→ **Records for the exercise**
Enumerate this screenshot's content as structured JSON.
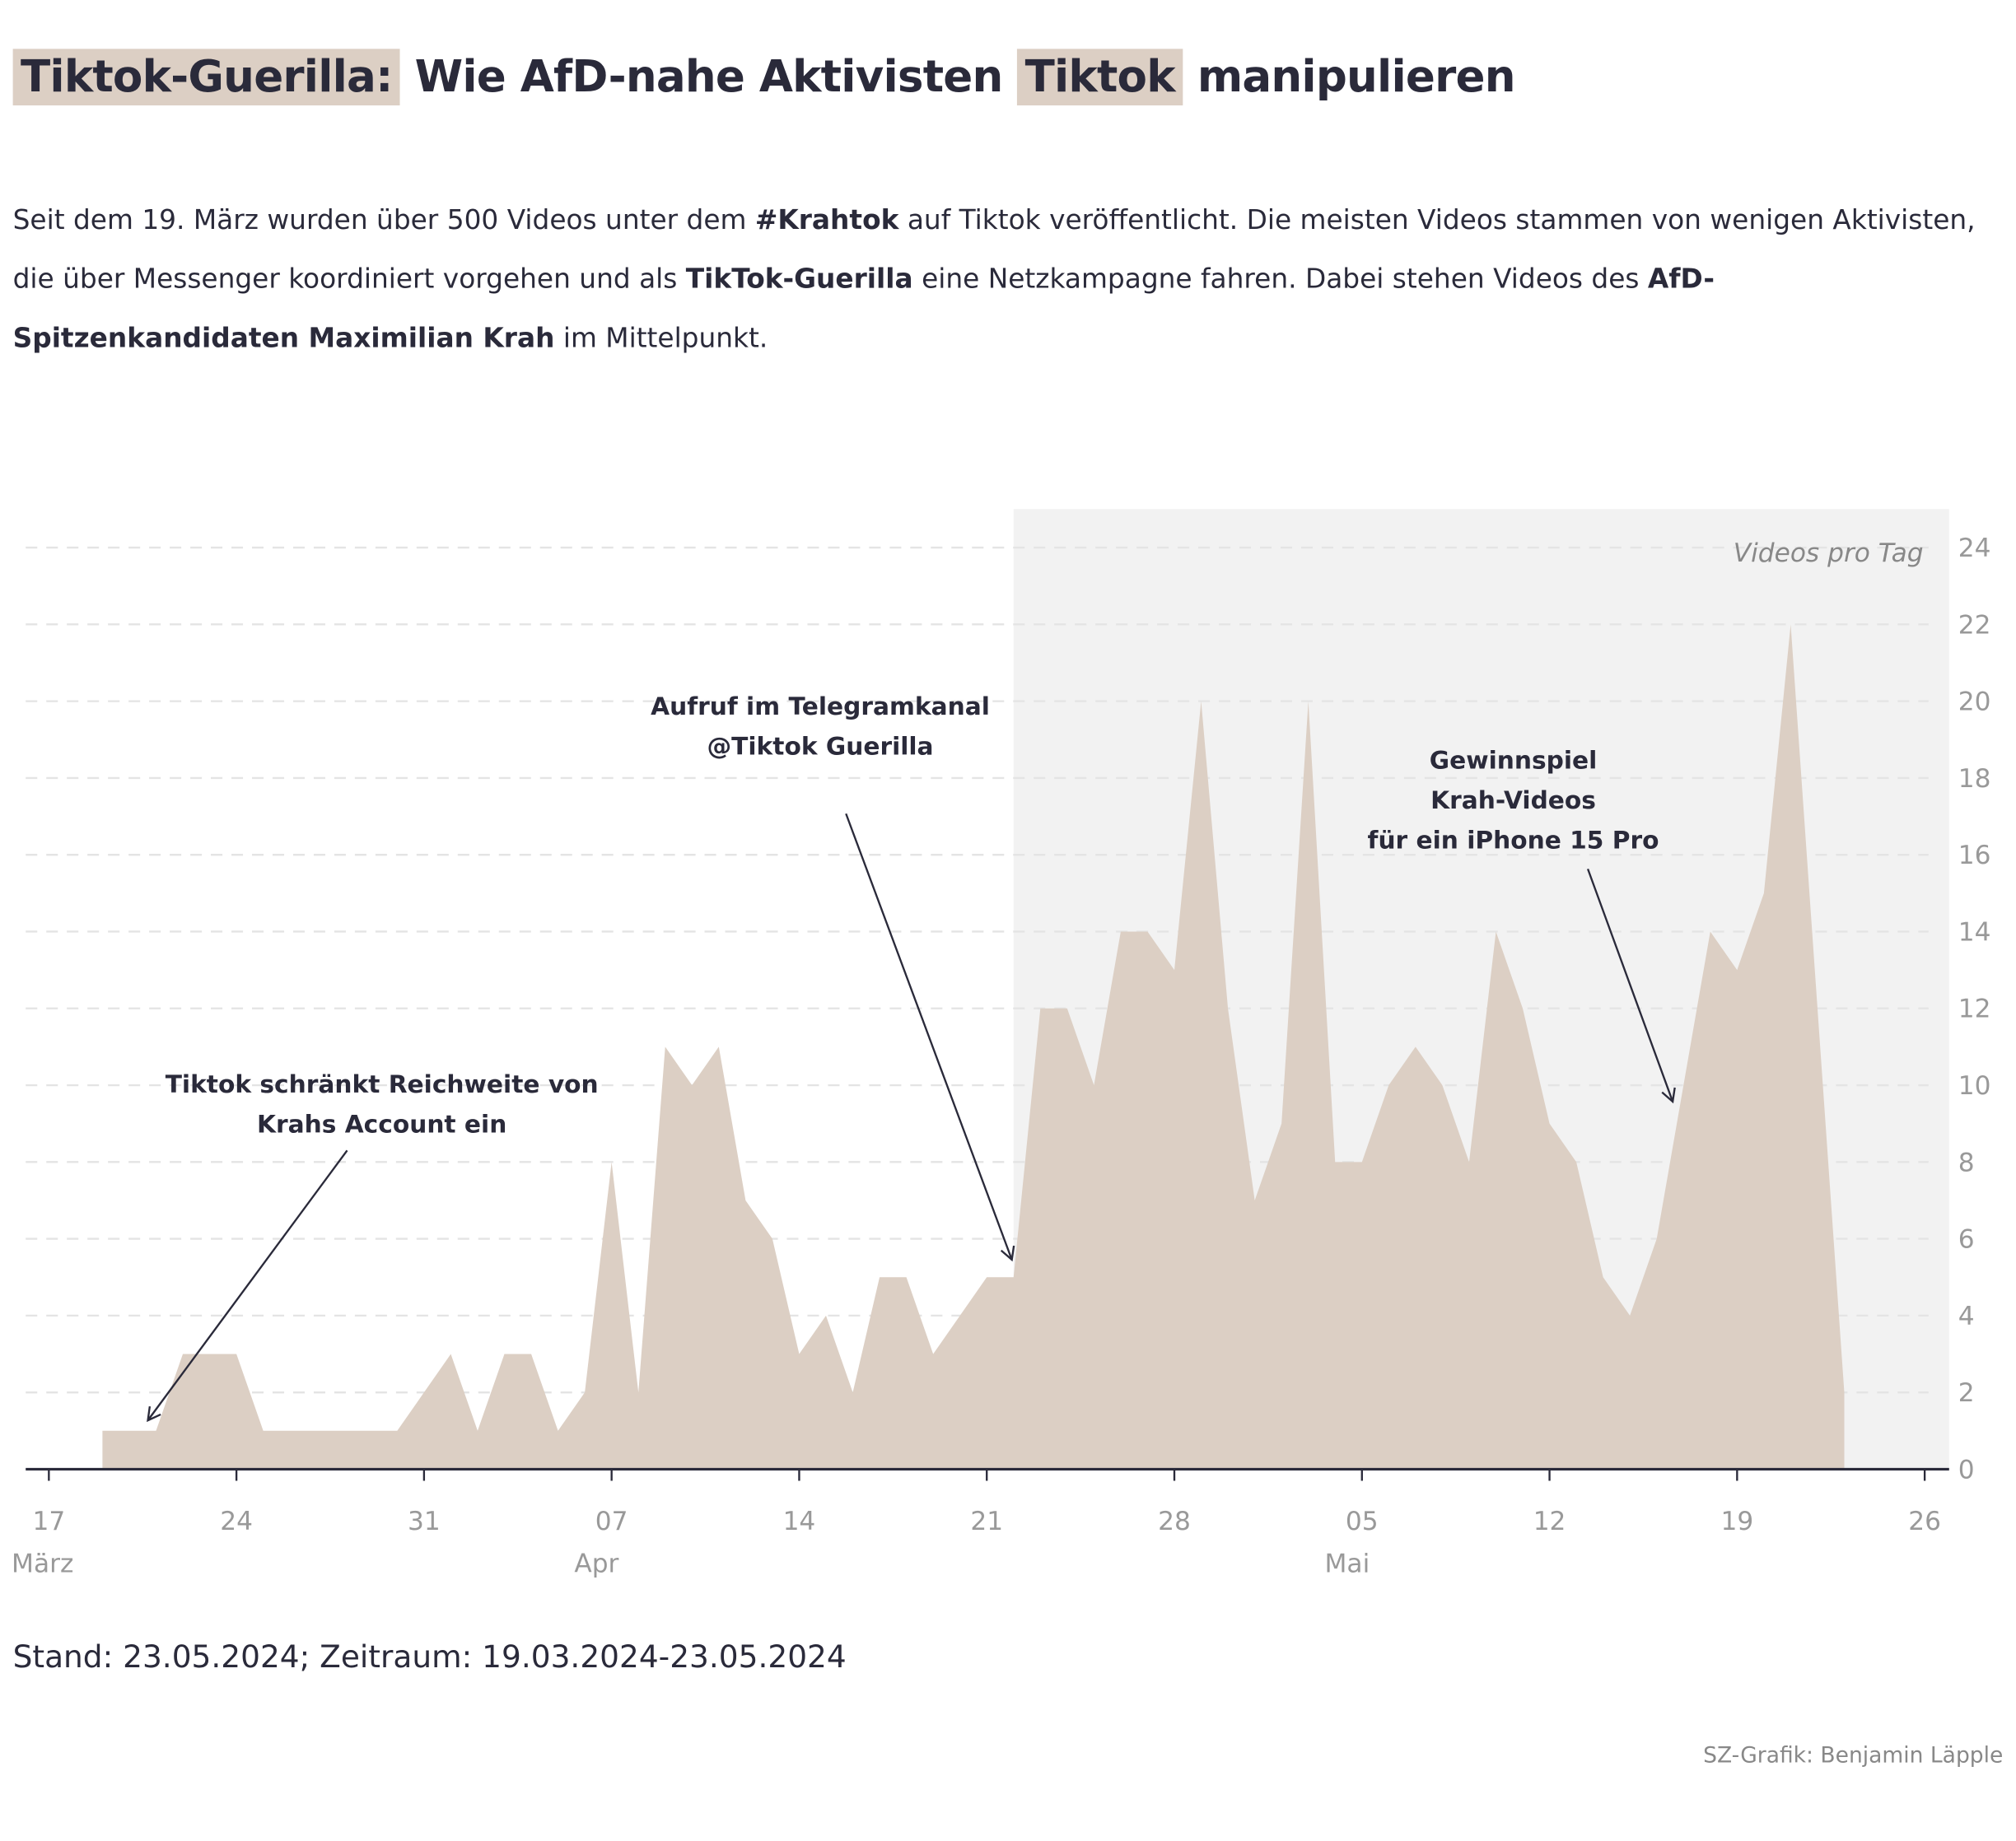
{
  "title": {
    "part1": "Tiktok-Guerilla:",
    "part2": "Wie AfD-nahe Aktivisten",
    "part3": "Tiktok",
    "part4": "manipulieren"
  },
  "intro": {
    "t1": "Seit dem 19. März wurden über 500 Videos unter dem ",
    "b1": "#Krahtok",
    "t2": " auf Tiktok veröffentlicht. Die meisten Videos stammen von wenigen Aktivisten, die über Messenger koordiniert  vorgehen und als ",
    "b2": "TikTok-Guerilla",
    "t3": " eine Netzkampagne fahren. Dabei stehen Videos des ",
    "b3": "AfD-Spitzenkandidaten Maximilian Krah",
    "t4": " im Mittelpunkt."
  },
  "chart_data": {
    "type": "area",
    "ylabel": "Videos pro Tag",
    "ylim": [
      0,
      24
    ],
    "yticks": [
      "0",
      "2",
      "4",
      "6",
      "8",
      "10",
      "12",
      "14",
      "16",
      "18",
      "20",
      "22",
      "24"
    ],
    "xlim": [
      "2024-03-17",
      "2024-05-26"
    ],
    "xticks": [
      {
        "date": "2024-03-17",
        "label": "17",
        "month": "März"
      },
      {
        "date": "2024-03-24",
        "label": "24",
        "month": ""
      },
      {
        "date": "2024-03-31",
        "label": "31",
        "month": ""
      },
      {
        "date": "2024-04-07",
        "label": "07",
        "month": "Apr"
      },
      {
        "date": "2024-04-14",
        "label": "14",
        "month": ""
      },
      {
        "date": "2024-04-21",
        "label": "21",
        "month": ""
      },
      {
        "date": "2024-04-28",
        "label": "28",
        "month": ""
      },
      {
        "date": "2024-05-05",
        "label": "05",
        "month": "Mai"
      },
      {
        "date": "2024-05-12",
        "label": "12",
        "month": ""
      },
      {
        "date": "2024-05-19",
        "label": "19",
        "month": ""
      },
      {
        "date": "2024-05-26",
        "label": "26",
        "month": ""
      }
    ],
    "grid": true,
    "fill_color": "#dccfc4",
    "highlight_color": "#f2f2f2",
    "highlight_range": [
      "2024-04-22",
      "2024-05-26"
    ],
    "start_date": "2024-03-19",
    "values": [
      1,
      1,
      1,
      3,
      3,
      3,
      1,
      1,
      1,
      1,
      1,
      1,
      2,
      3,
      1,
      3,
      3,
      1,
      2,
      8,
      2,
      11,
      10,
      11,
      7,
      6,
      3,
      4,
      2,
      5,
      5,
      3,
      4,
      5,
      5,
      12,
      12,
      10,
      14,
      14,
      13,
      20,
      12,
      7,
      9,
      20,
      8,
      8,
      10,
      11,
      10,
      8,
      14,
      12,
      9,
      8,
      5,
      4,
      6,
      10,
      14,
      13,
      15,
      22,
      12,
      2
    ],
    "annotations": [
      {
        "lines": [
          "Tiktok schränkt Reichweite von",
          "Krahs Account ein"
        ]
      },
      {
        "lines": [
          "Aufruf im Telegramkanal",
          "@Tiktok Guerilla"
        ]
      },
      {
        "lines": [
          "Gewinnspiel",
          "Krah-Videos",
          "für ein iPhone 15 Pro"
        ]
      }
    ]
  },
  "footer": {
    "stand": "Stand: 23.05.2024; Zeitraum: 19.03.2024-23.05.2024",
    "credit": "SZ-Grafik: Benjamin Läpple"
  }
}
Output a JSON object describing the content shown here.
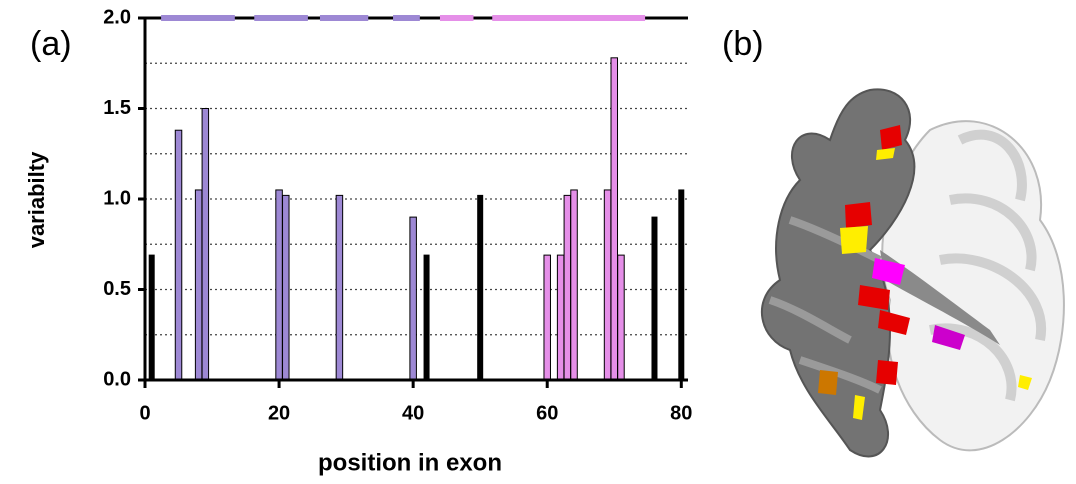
{
  "panel_a": "(a)",
  "panel_b": "(b)",
  "chart_data": {
    "type": "bar",
    "x_label": "position in exon",
    "y_label": "variabilty",
    "x": [
      1,
      5,
      8,
      9,
      20,
      21,
      29,
      40,
      42,
      50,
      60,
      62,
      63,
      64,
      69,
      70,
      71,
      76,
      80
    ],
    "values": [
      0.69,
      1.38,
      1.05,
      1.5,
      1.05,
      1.02,
      1.02,
      0.9,
      0.69,
      1.02,
      0.69,
      0.69,
      1.02,
      1.05,
      1.05,
      1.78,
      0.69,
      0.9,
      1.05
    ],
    "colors": [
      "#000000",
      "#9d88d4",
      "#9d88d4",
      "#9d88d4",
      "#9d88d4",
      "#9d88d4",
      "#9d88d4",
      "#9d88d4",
      "#000000",
      "#000000",
      "#e58fe8",
      "#e58fe8",
      "#e58fe8",
      "#e58fe8",
      "#e58fe8",
      "#e58fe8",
      "#e58fe8",
      "#000000",
      "#000000"
    ],
    "segments": [
      {
        "start": 2.4,
        "end": 13.4,
        "color": "#9d88d4"
      },
      {
        "start": 16.3,
        "end": 24.3,
        "color": "#9d88d4"
      },
      {
        "start": 26.1,
        "end": 33.3,
        "color": "#9d88d4"
      },
      {
        "start": 37,
        "end": 41,
        "color": "#9d88d4"
      },
      {
        "start": 44,
        "end": 49,
        "color": "#e58fe8"
      },
      {
        "start": 51.8,
        "end": 74.6,
        "color": "#e58fe8"
      }
    ],
    "xlim": [
      0,
      81
    ],
    "ylim": [
      0,
      2
    ],
    "xticks": [
      0,
      20,
      40,
      60,
      80
    ],
    "yticks": [
      {
        "value": 0,
        "label": "0.0"
      },
      {
        "value": 0.5,
        "label": "0.5"
      },
      {
        "value": 1,
        "label": "1.0"
      },
      {
        "value": 1.5,
        "label": "1.5"
      },
      {
        "value": 2,
        "label": "2.0"
      }
    ],
    "grid_lines": [
      0.25,
      0.5,
      0.75,
      1,
      1.25,
      1.5,
      1.75
    ],
    "grid": true
  }
}
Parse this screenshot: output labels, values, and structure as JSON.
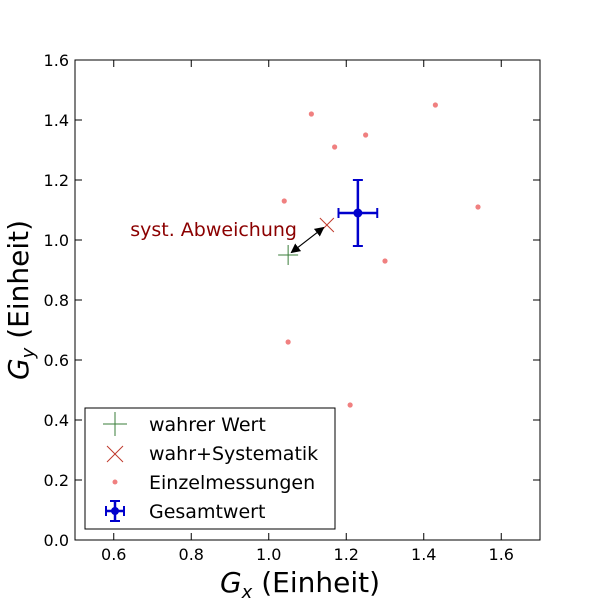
{
  "chart_data": {
    "type": "scatter",
    "xlim": [
      0.5,
      1.7
    ],
    "ylim": [
      0.0,
      1.6
    ],
    "x_ticks": [
      "0.6",
      "0.8",
      "1.0",
      "1.2",
      "1.4",
      "1.6"
    ],
    "y_ticks": [
      "0.0",
      "0.2",
      "0.4",
      "0.6",
      "0.8",
      "1.0",
      "1.2",
      "1.4",
      "1.6"
    ],
    "xlabel": {
      "symbol": "G",
      "subscript": "x",
      "unit": " (Einheit)"
    },
    "ylabel": {
      "symbol": "G",
      "subscript": "y",
      "unit": " (Einheit)"
    },
    "grid": false,
    "legend_position": "lower-left",
    "series": [
      {
        "name": "wahrer Wert",
        "marker": "plus",
        "color": "#3a7d3a",
        "points": [
          [
            1.05,
            0.95
          ]
        ]
      },
      {
        "name": "wahr+Systematik",
        "marker": "x",
        "color": "#c0392b",
        "points": [
          [
            1.15,
            1.05
          ]
        ]
      },
      {
        "name": "Einzelmessungen",
        "marker": "dot",
        "color": "#f08080",
        "points": [
          [
            1.11,
            1.42
          ],
          [
            1.17,
            1.31
          ],
          [
            1.25,
            1.35
          ],
          [
            1.43,
            1.45
          ],
          [
            1.54,
            1.11
          ],
          [
            1.04,
            1.13
          ],
          [
            1.3,
            0.93
          ],
          [
            1.05,
            0.66
          ],
          [
            1.21,
            0.45
          ]
        ]
      },
      {
        "name": "Gesamtwert",
        "marker": "errorbar",
        "color": "#0000cc",
        "points": [
          [
            1.23,
            1.09
          ]
        ],
        "xerr": [
          0.05
        ],
        "yerr": [
          0.11
        ]
      }
    ],
    "annotation": {
      "text": "syst. Abweichung",
      "color": "#8b0000",
      "from": [
        1.05,
        0.95
      ],
      "to": [
        1.15,
        1.05
      ]
    }
  }
}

→ **Aim of the exercise**
Transcribe the preceding listing in its entirety and with exact wording, leaving out pictures.

→ **Answer to the task**
Enumerate this screenshot's content as structured JSON.
{
  "title": {
    "part1": "Tiktok-Guerilla:",
    "part2": "Wie AfD-nahe Aktivisten",
    "part3": "Tiktok",
    "part4": "manipulieren"
  },
  "intro": {
    "t1": "Seit dem 19. März wurden über 500 Videos unter dem ",
    "b1": "#Krahtok",
    "t2": " auf Tiktok veröffentlicht. Die meisten Videos stammen von wenigen Aktivisten, die über Messenger koordiniert  vorgehen und als ",
    "b2": "TikTok-Guerilla",
    "t3": " eine Netzkampagne fahren. Dabei stehen Videos des ",
    "b3": "AfD-Spitzenkandidaten Maximilian Krah",
    "t4": " im Mittelpunkt."
  },
  "chart_data": {
    "type": "area",
    "ylabel": "Videos pro Tag",
    "ylim": [
      0,
      24
    ],
    "yticks": [
      "0",
      "2",
      "4",
      "6",
      "8",
      "10",
      "12",
      "14",
      "16",
      "18",
      "20",
      "22",
      "24"
    ],
    "xlim": [
      "2024-03-17",
      "2024-05-26"
    ],
    "xticks": [
      {
        "date": "2024-03-17",
        "label": "17",
        "month": "März"
      },
      {
        "date": "2024-03-24",
        "label": "24",
        "month": ""
      },
      {
        "date": "2024-03-31",
        "label": "31",
        "month": ""
      },
      {
        "date": "2024-04-07",
        "label": "07",
        "month": "Apr"
      },
      {
        "date": "2024-04-14",
        "label": "14",
        "month": ""
      },
      {
        "date": "2024-04-21",
        "label": "21",
        "month": ""
      },
      {
        "date": "2024-04-28",
        "label": "28",
        "month": ""
      },
      {
        "date": "2024-05-05",
        "label": "05",
        "month": "Mai"
      },
      {
        "date": "2024-05-12",
        "label": "12",
        "month": ""
      },
      {
        "date": "2024-05-19",
        "label": "19",
        "month": ""
      },
      {
        "date": "2024-05-26",
        "label": "26",
        "month": ""
      }
    ],
    "grid": true,
    "fill_color": "#dccfc4",
    "highlight_color": "#f2f2f2",
    "highlight_range": [
      "2024-04-22",
      "2024-05-26"
    ],
    "start_date": "2024-03-19",
    "values": [
      1,
      1,
      1,
      3,
      3,
      3,
      1,
      1,
      1,
      1,
      1,
      1,
      2,
      3,
      1,
      3,
      3,
      1,
      2,
      8,
      2,
      11,
      10,
      11,
      7,
      6,
      3,
      4,
      2,
      5,
      5,
      3,
      4,
      5,
      5,
      12,
      12,
      10,
      14,
      14,
      13,
      20,
      12,
      7,
      9,
      20,
      8,
      8,
      10,
      11,
      10,
      8,
      14,
      12,
      9,
      8,
      5,
      4,
      6,
      10,
      14,
      13,
      15,
      22,
      12,
      2
    ],
    "annotations": [
      {
        "lines": [
          "Tiktok schränkt Reichweite von",
          "Krahs Account ein"
        ]
      },
      {
        "lines": [
          "Aufruf im Telegramkanal",
          "@Tiktok Guerilla"
        ]
      },
      {
        "lines": [
          "Gewinnspiel",
          "Krah-Videos",
          "für ein iPhone 15 Pro"
        ]
      }
    ]
  },
  "footer": {
    "stand": "Stand: 23.05.2024; Zeitraum: 19.03.2024-23.05.2024",
    "credit": "SZ-Grafik: Benjamin Läpple"
  }
}
Output a JSON object describing the content shown here.
{
  "panel_a": "(a)",
  "panel_b": "(b)",
  "chart_data": {
    "type": "bar",
    "x_label": "position in exon",
    "y_label": "variabilty",
    "x": [
      1,
      5,
      8,
      9,
      20,
      21,
      29,
      40,
      42,
      50,
      60,
      62,
      63,
      64,
      69,
      70,
      71,
      76,
      80
    ],
    "values": [
      0.69,
      1.38,
      1.05,
      1.5,
      1.05,
      1.02,
      1.02,
      0.9,
      0.69,
      1.02,
      0.69,
      0.69,
      1.02,
      1.05,
      1.05,
      1.78,
      0.69,
      0.9,
      1.05
    ],
    "colors": [
      "#000000",
      "#9d88d4",
      "#9d88d4",
      "#9d88d4",
      "#9d88d4",
      "#9d88d4",
      "#9d88d4",
      "#9d88d4",
      "#000000",
      "#000000",
      "#e58fe8",
      "#e58fe8",
      "#e58fe8",
      "#e58fe8",
      "#e58fe8",
      "#e58fe8",
      "#e58fe8",
      "#000000",
      "#000000"
    ],
    "segments": [
      {
        "start": 2.4,
        "end": 13.4,
        "color": "#9d88d4"
      },
      {
        "start": 16.3,
        "end": 24.3,
        "color": "#9d88d4"
      },
      {
        "start": 26.1,
        "end": 33.3,
        "color": "#9d88d4"
      },
      {
        "start": 37,
        "end": 41,
        "color": "#9d88d4"
      },
      {
        "start": 44,
        "end": 49,
        "color": "#e58fe8"
      },
      {
        "start": 51.8,
        "end": 74.6,
        "color": "#e58fe8"
      }
    ],
    "xlim": [
      0,
      81
    ],
    "ylim": [
      0,
      2
    ],
    "xticks": [
      0,
      20,
      40,
      60,
      80
    ],
    "yticks": [
      {
        "value": 0,
        "label": "0.0"
      },
      {
        "value": 0.5,
        "label": "0.5"
      },
      {
        "value": 1,
        "label": "1.0"
      },
      {
        "value": 1.5,
        "label": "1.5"
      },
      {
        "value": 2,
        "label": "2.0"
      }
    ],
    "grid_lines": [
      0.25,
      0.5,
      0.75,
      1,
      1.25,
      1.5,
      1.75
    ],
    "grid": true
  }
}
Parse this screenshot: output labels, values, and structure as JSON.
{
  "chart_data": {
    "type": "scatter",
    "xlim": [
      0.5,
      1.7
    ],
    "ylim": [
      0.0,
      1.6
    ],
    "x_ticks": [
      "0.6",
      "0.8",
      "1.0",
      "1.2",
      "1.4",
      "1.6"
    ],
    "y_ticks": [
      "0.0",
      "0.2",
      "0.4",
      "0.6",
      "0.8",
      "1.0",
      "1.2",
      "1.4",
      "1.6"
    ],
    "xlabel": {
      "symbol": "G",
      "subscript": "x",
      "unit": " (Einheit)"
    },
    "ylabel": {
      "symbol": "G",
      "subscript": "y",
      "unit": " (Einheit)"
    },
    "grid": false,
    "legend_position": "lower-left",
    "series": [
      {
        "name": "wahrer Wert",
        "marker": "plus",
        "color": "#3a7d3a",
        "points": [
          [
            1.05,
            0.95
          ]
        ]
      },
      {
        "name": "wahr+Systematik",
        "marker": "x",
        "color": "#c0392b",
        "points": [
          [
            1.15,
            1.05
          ]
        ]
      },
      {
        "name": "Einzelmessungen",
        "marker": "dot",
        "color": "#f08080",
        "points": [
          [
            1.11,
            1.42
          ],
          [
            1.17,
            1.31
          ],
          [
            1.25,
            1.35
          ],
          [
            1.43,
            1.45
          ],
          [
            1.54,
            1.11
          ],
          [
            1.04,
            1.13
          ],
          [
            1.3,
            0.93
          ],
          [
            1.05,
            0.66
          ],
          [
            1.21,
            0.45
          ]
        ]
      },
      {
        "name": "Gesamtwert",
        "marker": "errorbar",
        "color": "#0000cc",
        "points": [
          [
            1.23,
            1.09
          ]
        ],
        "xerr": [
          0.05
        ],
        "yerr": [
          0.11
        ]
      }
    ],
    "annotation": {
      "text": "syst. Abweichung",
      "color": "#8b0000",
      "from": [
        1.05,
        0.95
      ],
      "to": [
        1.15,
        1.05
      ]
    }
  }
}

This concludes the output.